╭─ RECORDS SHOWN
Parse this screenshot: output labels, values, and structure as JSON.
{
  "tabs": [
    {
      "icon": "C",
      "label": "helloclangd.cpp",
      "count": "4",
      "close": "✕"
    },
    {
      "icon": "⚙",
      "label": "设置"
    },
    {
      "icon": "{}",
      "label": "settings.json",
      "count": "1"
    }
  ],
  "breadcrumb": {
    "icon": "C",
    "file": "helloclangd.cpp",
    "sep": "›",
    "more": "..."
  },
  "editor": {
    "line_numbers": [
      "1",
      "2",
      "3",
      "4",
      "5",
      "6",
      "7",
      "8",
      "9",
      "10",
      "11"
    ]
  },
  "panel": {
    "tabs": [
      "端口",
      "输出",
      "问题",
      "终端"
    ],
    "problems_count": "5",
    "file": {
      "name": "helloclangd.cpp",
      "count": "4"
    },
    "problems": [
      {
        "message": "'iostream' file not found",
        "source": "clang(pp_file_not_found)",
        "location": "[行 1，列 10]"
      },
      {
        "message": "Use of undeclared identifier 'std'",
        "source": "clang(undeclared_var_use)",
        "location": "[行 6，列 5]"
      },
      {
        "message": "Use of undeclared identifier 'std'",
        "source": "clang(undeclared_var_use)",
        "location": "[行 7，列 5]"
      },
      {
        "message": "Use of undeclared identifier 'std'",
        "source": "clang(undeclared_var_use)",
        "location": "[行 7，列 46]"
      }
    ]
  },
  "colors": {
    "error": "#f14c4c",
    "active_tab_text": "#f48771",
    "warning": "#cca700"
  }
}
╰─
**WORK TO COMPLETE**. Transcribe every entry verbatim.

**THE OUTPUT**.
Parse this screenshot: output labels, values, and structure as JSON.
{
  "tabs": [
    {
      "icon": "C",
      "label": "helloclangd.cpp",
      "count": "4",
      "close": "✕"
    },
    {
      "icon": "⚙",
      "label": "设置"
    },
    {
      "icon": "{}",
      "label": "settings.json",
      "count": "1"
    }
  ],
  "breadcrumb": {
    "icon": "C",
    "file": "helloclangd.cpp",
    "sep": "›",
    "more": "..."
  },
  "editor": {
    "line_numbers": [
      "1",
      "2",
      "3",
      "4",
      "5",
      "6",
      "7",
      "8",
      "9",
      "10",
      "11"
    ]
  },
  "panel": {
    "tabs": [
      "端口",
      "输出",
      "问题",
      "终端"
    ],
    "problems_count": "5",
    "file": {
      "name": "helloclangd.cpp",
      "count": "4"
    },
    "problems": [
      {
        "message": "'iostream' file not found",
        "source": "clang(pp_file_not_found)",
        "location": "[行 1，列 10]"
      },
      {
        "message": "Use of undeclared identifier 'std'",
        "source": "clang(undeclared_var_use)",
        "location": "[行 6，列 5]"
      },
      {
        "message": "Use of undeclared identifier 'std'",
        "source": "clang(undeclared_var_use)",
        "location": "[行 7，列 5]"
      },
      {
        "message": "Use of undeclared identifier 'std'",
        "source": "clang(undeclared_var_use)",
        "location": "[行 7，列 46]"
      }
    ]
  },
  "colors": {
    "error": "#f14c4c",
    "active_tab_text": "#f48771",
    "warning": "#cca700"
  }
}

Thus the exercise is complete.